__TASK PROMPT__: Copy out each line of the data that holds the word "name".
─── PROVIDED RECORDS ───
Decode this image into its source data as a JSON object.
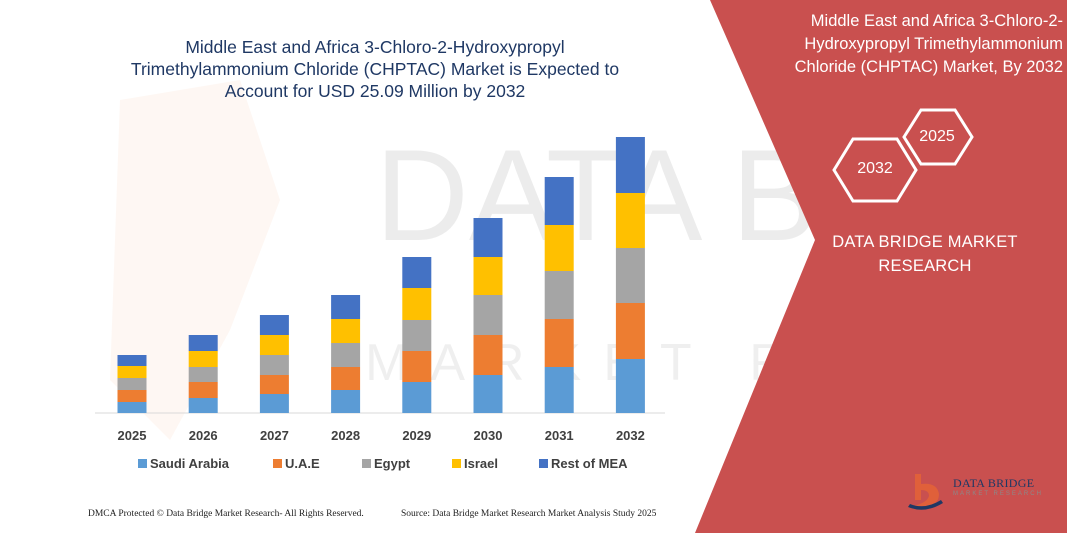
{
  "watermark": {
    "text_top": "DATA BRIDGE",
    "text_bottom": "MARKET RESEARCH"
  },
  "chart_data": {
    "type": "bar",
    "stacked": true,
    "title": "Middle East and Africa 3-Chloro-2-Hydroxypropyl Trimethylammonium Chloride (CHPTAC) Market is Expected to Account for USD 25.09 Million by 2032",
    "title_lines": [
      "Middle East and Africa 3-Chloro-2-Hydroxypropyl",
      "Trimethylammonium Chloride (CHPTAC) Market is Expected to",
      "Account for USD 25.09 Million by 2032"
    ],
    "xlabel": "",
    "ylabel": "",
    "categories": [
      "2025",
      "2026",
      "2027",
      "2028",
      "2029",
      "2030",
      "2031",
      "2032"
    ],
    "ylim": [
      0,
      280
    ],
    "grid": false,
    "legend": "bottom",
    "series": [
      {
        "name": "Saudi Arabia",
        "color": "#5b9bd5",
        "values": [
          11,
          15,
          19,
          23,
          31,
          38,
          46,
          54
        ]
      },
      {
        "name": "U.A.E",
        "color": "#ed7d31",
        "values": [
          12,
          16,
          19,
          23,
          31,
          40,
          48,
          56
        ]
      },
      {
        "name": "Egypt",
        "color": "#a5a5a5",
        "values": [
          12,
          15,
          20,
          24,
          31,
          40,
          48,
          55
        ]
      },
      {
        "name": "Israel",
        "color": "#ffc000",
        "values": [
          12,
          16,
          20,
          24,
          32,
          38,
          46,
          55
        ]
      },
      {
        "name": "Rest of MEA",
        "color": "#4472c4",
        "values": [
          11,
          16,
          20,
          24,
          31,
          39,
          48,
          56
        ]
      }
    ]
  },
  "panel": {
    "title_lines": [
      "Middle East and Africa 3-Chloro-2-",
      "Hydroxypropyl Trimethylammonium",
      "Chloride (CHPTAC) Market, By 2032"
    ],
    "hex_2032": "2032",
    "hex_2025": "2025",
    "brand_lines": [
      "DATA BRIDGE MARKET",
      "RESEARCH"
    ],
    "panel_color": "#c9504f"
  },
  "footer": {
    "left": "DMCA Protected © Data Bridge Market Research-  All Rights Reserved.",
    "right": "Source: Data Bridge Market Research  Market Analysis Study 2025"
  },
  "logo": {
    "name": "DATA BRIDGE",
    "sub": "MARKET RESEARCH"
  }
}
───
__CORRECT ANSWER__:
        "name": "Saudi Arabia",
        "name": "U.A.E",
        "name": "Egypt",
        "name": "Israel",
        "name": "Rest of MEA",
    "name": "DATA BRIDGE",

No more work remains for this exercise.